(Stored data entries)
◆ ◆ ◆ ◆

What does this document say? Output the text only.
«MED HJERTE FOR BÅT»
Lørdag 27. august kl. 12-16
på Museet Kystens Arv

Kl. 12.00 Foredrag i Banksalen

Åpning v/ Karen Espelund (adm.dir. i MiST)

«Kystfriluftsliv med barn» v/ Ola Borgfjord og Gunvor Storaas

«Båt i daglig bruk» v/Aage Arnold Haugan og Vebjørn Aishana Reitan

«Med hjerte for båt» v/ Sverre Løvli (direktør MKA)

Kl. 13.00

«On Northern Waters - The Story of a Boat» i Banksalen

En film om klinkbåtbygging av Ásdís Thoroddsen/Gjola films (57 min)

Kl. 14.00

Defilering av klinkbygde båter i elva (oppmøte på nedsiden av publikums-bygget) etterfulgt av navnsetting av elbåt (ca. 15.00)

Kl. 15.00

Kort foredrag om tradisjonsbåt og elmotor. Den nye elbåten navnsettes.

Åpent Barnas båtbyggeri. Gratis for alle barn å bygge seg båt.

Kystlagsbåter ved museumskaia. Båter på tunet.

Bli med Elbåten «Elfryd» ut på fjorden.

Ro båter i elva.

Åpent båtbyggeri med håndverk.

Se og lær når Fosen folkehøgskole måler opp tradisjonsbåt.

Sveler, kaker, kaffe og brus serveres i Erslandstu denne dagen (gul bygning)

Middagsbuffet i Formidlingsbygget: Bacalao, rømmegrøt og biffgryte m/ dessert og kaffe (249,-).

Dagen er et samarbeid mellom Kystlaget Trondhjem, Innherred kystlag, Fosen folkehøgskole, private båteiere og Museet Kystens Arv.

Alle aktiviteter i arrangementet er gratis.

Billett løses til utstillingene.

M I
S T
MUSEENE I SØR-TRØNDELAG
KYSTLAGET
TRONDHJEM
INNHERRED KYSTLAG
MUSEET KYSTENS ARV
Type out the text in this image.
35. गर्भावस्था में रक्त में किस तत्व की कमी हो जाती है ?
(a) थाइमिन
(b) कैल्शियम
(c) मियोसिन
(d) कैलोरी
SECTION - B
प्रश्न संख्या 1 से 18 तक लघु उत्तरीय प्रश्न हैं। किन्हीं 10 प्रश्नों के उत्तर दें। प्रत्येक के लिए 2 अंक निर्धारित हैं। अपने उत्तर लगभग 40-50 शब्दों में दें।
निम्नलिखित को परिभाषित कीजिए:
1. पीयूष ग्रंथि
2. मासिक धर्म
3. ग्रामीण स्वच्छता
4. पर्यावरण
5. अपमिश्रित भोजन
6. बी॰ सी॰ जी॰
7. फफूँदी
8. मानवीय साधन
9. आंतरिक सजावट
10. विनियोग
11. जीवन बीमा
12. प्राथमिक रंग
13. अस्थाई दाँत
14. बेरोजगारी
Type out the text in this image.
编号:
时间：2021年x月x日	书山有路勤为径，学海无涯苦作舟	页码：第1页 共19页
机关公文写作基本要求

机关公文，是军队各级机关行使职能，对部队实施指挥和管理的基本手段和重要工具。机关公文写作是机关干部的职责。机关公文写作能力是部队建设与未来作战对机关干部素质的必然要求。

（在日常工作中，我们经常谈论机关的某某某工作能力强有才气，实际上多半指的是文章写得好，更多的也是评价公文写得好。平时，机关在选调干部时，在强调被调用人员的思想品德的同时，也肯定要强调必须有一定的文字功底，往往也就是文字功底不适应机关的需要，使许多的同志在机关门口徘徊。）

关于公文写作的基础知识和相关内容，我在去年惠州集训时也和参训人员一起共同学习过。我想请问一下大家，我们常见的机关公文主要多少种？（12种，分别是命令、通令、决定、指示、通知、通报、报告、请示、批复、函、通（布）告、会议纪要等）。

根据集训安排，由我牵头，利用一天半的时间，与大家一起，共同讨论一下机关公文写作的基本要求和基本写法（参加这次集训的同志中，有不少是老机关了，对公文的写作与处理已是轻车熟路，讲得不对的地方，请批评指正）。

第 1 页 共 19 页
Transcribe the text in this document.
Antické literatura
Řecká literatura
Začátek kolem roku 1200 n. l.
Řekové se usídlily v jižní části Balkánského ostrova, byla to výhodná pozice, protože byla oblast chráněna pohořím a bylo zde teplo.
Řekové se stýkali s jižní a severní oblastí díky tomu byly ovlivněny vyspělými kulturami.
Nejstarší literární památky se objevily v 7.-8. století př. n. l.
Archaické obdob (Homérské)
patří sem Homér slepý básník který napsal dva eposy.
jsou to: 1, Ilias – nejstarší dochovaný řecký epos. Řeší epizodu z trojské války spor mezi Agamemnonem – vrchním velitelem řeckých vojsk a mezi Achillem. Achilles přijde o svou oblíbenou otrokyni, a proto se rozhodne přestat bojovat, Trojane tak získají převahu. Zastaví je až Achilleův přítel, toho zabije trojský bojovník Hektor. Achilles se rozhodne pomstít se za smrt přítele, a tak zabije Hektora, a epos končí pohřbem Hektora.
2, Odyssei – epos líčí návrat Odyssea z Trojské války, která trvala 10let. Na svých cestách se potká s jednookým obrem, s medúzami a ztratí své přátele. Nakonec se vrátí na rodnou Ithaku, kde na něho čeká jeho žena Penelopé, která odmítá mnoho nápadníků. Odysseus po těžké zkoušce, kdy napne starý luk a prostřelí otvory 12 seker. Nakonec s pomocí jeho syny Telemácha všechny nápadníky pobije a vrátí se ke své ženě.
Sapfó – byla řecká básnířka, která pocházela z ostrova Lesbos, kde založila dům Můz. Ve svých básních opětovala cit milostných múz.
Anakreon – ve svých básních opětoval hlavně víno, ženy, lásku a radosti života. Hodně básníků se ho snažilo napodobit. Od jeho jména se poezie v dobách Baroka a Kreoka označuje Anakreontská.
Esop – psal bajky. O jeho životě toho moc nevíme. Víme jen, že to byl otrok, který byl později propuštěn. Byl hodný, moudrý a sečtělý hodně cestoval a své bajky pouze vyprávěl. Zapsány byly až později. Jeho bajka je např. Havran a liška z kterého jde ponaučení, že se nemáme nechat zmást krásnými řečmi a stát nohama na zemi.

◆ ◆ ◆ ◆

Given instruction: What do the records say? Quote them all exactly.

Answer in full:
What does this document say? Output the text only.
«MED HJERTE FOR BÅT»
Lørdag 27. august kl. 12-16
på Museet Kystens Arv

Kl. 12.00 Foredrag i Banksalen

Åpning v/ Karen Espelund (adm.dir. i MiST)

«Kystfriluftsliv med barn» v/ Ola Borgfjord og Gunvor Storaas

«Båt i daglig bruk» v/Aage Arnold Haugan og Vebjørn Aishana Reitan

«Med hjerte for båt» v/ Sverre Løvli (direktør MKA)

Kl. 13.00

«On Northern Waters - The Story of a Boat» i Banksalen

En film om klinkbåtbygging av Ásdís Thoroddsen/Gjola films (57 min)

Kl. 14.00

Defilering av klinkbygde båter i elva (oppmøte på nedsiden av publikums-bygget) etterfulgt av navnsetting av elbåt (ca. 15.00)

Kl. 15.00

Kort foredrag om tradisjonsbåt og elmotor. Den nye elbåten navnsettes.

Åpent Barnas båtbyggeri. Gratis for alle barn å bygge seg båt.

Kystlagsbåter ved museumskaia. Båter på tunet.

Bli med Elbåten «Elfryd» ut på fjorden.

Ro båter i elva.

Åpent båtbyggeri med håndverk.

Se og lær når Fosen folkehøgskole måler opp tradisjonsbåt.

Sveler, kaker, kaffe og brus serveres i Erslandstu denne dagen (gul bygning)

Middagsbuffet i Formidlingsbygget: Bacalao, rømmegrøt og biffgryte m/ dessert og kaffe (249,-).

Dagen er et samarbeid mellom Kystlaget Trondhjem, Innherred kystlag, Fosen folkehøgskole, private båteiere og Museet Kystens Arv.

Alle aktiviteter i arrangementet er gratis.

Billett løses til utstillingene.

M I
S T
MUSEENE I SØR-TRØNDELAG
KYSTLAGET
TRONDHJEM
INNHERRED KYSTLAG
MUSEET KYSTENS ARV
Type out the text in this image.
35. गर्भावस्था में रक्त में किस तत्व की कमी हो जाती है ?
(a) थाइमिन
(b) कैल्शियम
(c) मियोसिन
(d) कैलोरी
SECTION - B
प्रश्न संख्या 1 से 18 तक लघु उत्तरीय प्रश्न हैं। किन्हीं 10 प्रश्नों के उत्तर दें। प्रत्येक के लिए 2 अंक निर्धारित हैं। अपने उत्तर लगभग 40-50 शब्दों में दें।
निम्नलिखित को परिभाषित कीजिए:
1. पीयूष ग्रंथि
2. मासिक धर्म
3. ग्रामीण स्वच्छता
4. पर्यावरण
5. अपमिश्रित भोजन
6. बी॰ सी॰ जी॰
7. फफूँदी
8. मानवीय साधन
9. आंतरिक सजावट
10. विनियोग
11. जीवन बीमा
12. प्राथमिक रंग
13. अस्थाई दाँत
14. बेरोजगारी
Type out the text in this image.
编号:
时间：2021年x月x日	书山有路勤为径，学海无涯苦作舟	页码：第1页 共19页
机关公文写作基本要求

机关公文，是军队各级机关行使职能，对部队实施指挥和管理的基本手段和重要工具。机关公文写作是机关干部的职责。机关公文写作能力是部队建设与未来作战对机关干部素质的必然要求。

（在日常工作中，我们经常谈论机关的某某某工作能力强有才气，实际上多半指的是文章写得好，更多的也是评价公文写得好。平时，机关在选调干部时，在强调被调用人员的思想品德的同时，也肯定要强调必须有一定的文字功底，往往也就是文字功底不适应机关的需要，使许多的同志在机关门口徘徊。）

关于公文写作的基础知识和相关内容，我在去年惠州集训时也和参训人员一起共同学习过。我想请问一下大家，我们常见的机关公文主要多少种？（12种，分别是命令、通令、决定、指示、通知、通报、报告、请示、批复、函、通（布）告、会议纪要等）。

根据集训安排，由我牵头，利用一天半的时间，与大家一起，共同讨论一下机关公文写作的基本要求和基本写法（参加这次集训的同志中，有不少是老机关了，对公文的写作与处理已是轻车熟路，讲得不对的地方，请批评指正）。

第 1 页 共 19 页
Transcribe the text in this document.
Antické literatura
Řecká literatura
Začátek kolem roku 1200 n. l.
Řekové se usídlily v jižní části Balkánského ostrova, byla to výhodná pozice, protože byla oblast chráněna pohořím a bylo zde teplo.
Řekové se stýkali s jižní a severní oblastí díky tomu byly ovlivněny vyspělými kulturami.
Nejstarší literární památky se objevily v 7.-8. století př. n. l.
Archaické obdob (Homérské)
patří sem Homér slepý básník který napsal dva eposy.
jsou to: 1, Ilias – nejstarší dochovaný řecký epos. Řeší epizodu z trojské války spor mezi Agamemnonem – vrchním velitelem řeckých vojsk a mezi Achillem. Achilles přijde o svou oblíbenou otrokyni, a proto se rozhodne přestat bojovat, Trojane tak získají převahu. Zastaví je až Achilleův přítel, toho zabije trojský bojovník Hektor. Achilles se rozhodne pomstít se za smrt přítele, a tak zabije Hektora, a epos končí pohřbem Hektora.
2, Odyssei – epos líčí návrat Odyssea z Trojské války, která trvala 10let. Na svých cestách se potká s jednookým obrem, s medúzami a ztratí své přátele. Nakonec se vrátí na rodnou Ithaku, kde na něho čeká jeho žena Penelopé, která odmítá mnoho nápadníků. Odysseus po těžké zkoušce, kdy napne starý luk a prostřelí otvory 12 seker. Nakonec s pomocí jeho syny Telemácha všechny nápadníky pobije a vrátí se ke své ženě.
Sapfó – byla řecká básnířka, která pocházela z ostrova Lesbos, kde založila dům Můz. Ve svých básních opětovala cit milostných múz.
Anakreon – ve svých básních opětoval hlavně víno, ženy, lásku a radosti života. Hodně básníků se ho snažilo napodobit. Od jeho jména se poezie v dobách Baroka a Kreoka označuje Anakreontská.
Esop – psal bajky. O jeho životě toho moc nevíme. Víme jen, že to byl otrok, který byl později propuštěn. Byl hodný, moudrý a sečtělý hodně cestoval a své bajky pouze vyprávěl. Zapsány byly až později. Jeho bajka je např. Havran a liška z kterého jde ponaučení, že se nemáme nechat zmást krásnými řečmi a stát nohama na zemi.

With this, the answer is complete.